• Brief:
Records follow. Copy every line with "广东省食品药品职业技术学校".

• Raw records:
++++++++

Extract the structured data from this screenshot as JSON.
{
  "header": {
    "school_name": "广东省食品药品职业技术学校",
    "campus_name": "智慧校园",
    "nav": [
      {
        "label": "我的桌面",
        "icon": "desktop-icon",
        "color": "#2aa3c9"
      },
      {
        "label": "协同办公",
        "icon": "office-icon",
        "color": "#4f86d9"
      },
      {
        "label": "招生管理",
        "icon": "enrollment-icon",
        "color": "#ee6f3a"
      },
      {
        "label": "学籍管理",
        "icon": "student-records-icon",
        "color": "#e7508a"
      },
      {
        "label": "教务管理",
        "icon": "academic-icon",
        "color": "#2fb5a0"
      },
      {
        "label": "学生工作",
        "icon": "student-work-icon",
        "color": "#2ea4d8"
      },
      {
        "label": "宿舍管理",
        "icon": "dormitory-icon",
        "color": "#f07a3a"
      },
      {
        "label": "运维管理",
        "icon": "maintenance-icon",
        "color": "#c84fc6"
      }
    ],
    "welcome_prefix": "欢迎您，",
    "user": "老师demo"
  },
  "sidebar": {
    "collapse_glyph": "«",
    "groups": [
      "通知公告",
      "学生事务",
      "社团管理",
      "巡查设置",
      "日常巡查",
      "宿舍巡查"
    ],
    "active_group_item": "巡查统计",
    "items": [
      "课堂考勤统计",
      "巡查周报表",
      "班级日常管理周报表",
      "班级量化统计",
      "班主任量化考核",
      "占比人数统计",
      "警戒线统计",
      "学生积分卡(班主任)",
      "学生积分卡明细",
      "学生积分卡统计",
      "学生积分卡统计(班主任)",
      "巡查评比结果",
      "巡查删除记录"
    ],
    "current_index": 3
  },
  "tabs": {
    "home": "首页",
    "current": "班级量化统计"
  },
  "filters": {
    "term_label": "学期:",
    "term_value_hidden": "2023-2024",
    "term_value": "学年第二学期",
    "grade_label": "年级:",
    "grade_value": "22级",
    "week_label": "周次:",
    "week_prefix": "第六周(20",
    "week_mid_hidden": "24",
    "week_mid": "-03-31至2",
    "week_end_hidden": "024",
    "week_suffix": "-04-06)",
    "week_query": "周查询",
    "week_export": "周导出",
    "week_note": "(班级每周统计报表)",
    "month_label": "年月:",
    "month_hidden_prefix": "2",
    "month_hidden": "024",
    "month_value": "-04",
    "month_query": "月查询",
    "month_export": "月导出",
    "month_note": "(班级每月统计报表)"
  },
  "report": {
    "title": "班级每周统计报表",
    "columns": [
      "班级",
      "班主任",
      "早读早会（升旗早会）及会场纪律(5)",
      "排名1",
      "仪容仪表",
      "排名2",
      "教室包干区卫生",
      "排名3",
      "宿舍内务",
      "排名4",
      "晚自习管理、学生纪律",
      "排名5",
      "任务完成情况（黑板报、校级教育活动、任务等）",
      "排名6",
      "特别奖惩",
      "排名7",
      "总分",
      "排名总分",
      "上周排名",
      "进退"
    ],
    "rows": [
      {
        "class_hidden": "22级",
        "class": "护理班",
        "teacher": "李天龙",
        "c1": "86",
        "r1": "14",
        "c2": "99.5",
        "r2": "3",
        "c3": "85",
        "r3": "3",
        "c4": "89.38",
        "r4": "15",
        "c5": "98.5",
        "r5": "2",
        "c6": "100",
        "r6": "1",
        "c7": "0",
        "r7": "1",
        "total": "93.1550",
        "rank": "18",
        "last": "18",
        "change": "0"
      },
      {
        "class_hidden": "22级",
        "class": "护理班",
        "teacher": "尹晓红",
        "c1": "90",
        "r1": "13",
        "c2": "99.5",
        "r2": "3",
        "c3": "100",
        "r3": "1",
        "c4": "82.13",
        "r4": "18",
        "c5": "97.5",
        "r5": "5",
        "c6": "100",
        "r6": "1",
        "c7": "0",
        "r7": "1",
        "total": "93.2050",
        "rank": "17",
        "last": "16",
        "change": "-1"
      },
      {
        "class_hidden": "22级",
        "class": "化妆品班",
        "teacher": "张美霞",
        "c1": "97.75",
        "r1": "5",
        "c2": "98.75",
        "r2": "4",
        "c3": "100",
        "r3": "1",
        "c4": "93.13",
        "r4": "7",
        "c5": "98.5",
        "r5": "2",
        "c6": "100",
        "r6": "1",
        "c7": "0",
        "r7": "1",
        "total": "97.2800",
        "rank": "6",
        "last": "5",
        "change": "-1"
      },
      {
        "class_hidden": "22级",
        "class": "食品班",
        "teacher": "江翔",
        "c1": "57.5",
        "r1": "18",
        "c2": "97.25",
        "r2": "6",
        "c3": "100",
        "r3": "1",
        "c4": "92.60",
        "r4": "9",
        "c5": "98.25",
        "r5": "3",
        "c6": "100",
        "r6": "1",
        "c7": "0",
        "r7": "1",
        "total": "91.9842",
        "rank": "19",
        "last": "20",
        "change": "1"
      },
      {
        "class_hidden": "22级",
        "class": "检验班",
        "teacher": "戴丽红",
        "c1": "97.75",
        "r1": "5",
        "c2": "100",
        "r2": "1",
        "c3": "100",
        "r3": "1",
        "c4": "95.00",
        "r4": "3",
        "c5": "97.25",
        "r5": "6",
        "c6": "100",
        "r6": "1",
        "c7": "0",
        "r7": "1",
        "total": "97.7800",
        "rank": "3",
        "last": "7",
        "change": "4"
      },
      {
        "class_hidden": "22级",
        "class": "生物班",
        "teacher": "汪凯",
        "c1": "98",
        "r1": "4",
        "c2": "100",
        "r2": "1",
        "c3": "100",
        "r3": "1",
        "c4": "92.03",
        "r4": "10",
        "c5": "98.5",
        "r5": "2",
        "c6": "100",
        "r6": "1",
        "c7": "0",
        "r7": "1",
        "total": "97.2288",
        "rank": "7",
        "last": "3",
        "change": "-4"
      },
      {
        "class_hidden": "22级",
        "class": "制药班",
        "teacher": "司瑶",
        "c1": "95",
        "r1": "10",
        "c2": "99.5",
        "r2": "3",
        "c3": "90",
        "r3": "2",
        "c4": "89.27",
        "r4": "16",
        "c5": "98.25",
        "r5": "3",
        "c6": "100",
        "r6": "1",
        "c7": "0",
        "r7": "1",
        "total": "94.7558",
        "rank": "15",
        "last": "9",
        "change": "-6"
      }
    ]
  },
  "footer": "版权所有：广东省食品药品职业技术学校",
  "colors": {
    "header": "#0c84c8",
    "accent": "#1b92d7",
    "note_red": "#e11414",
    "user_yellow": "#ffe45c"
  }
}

++++++++

• Exercise solution:
    "school_name": "广东省食品药品职业技术学校",
  "footer": "版权所有：广东省食品药品职业技术学校",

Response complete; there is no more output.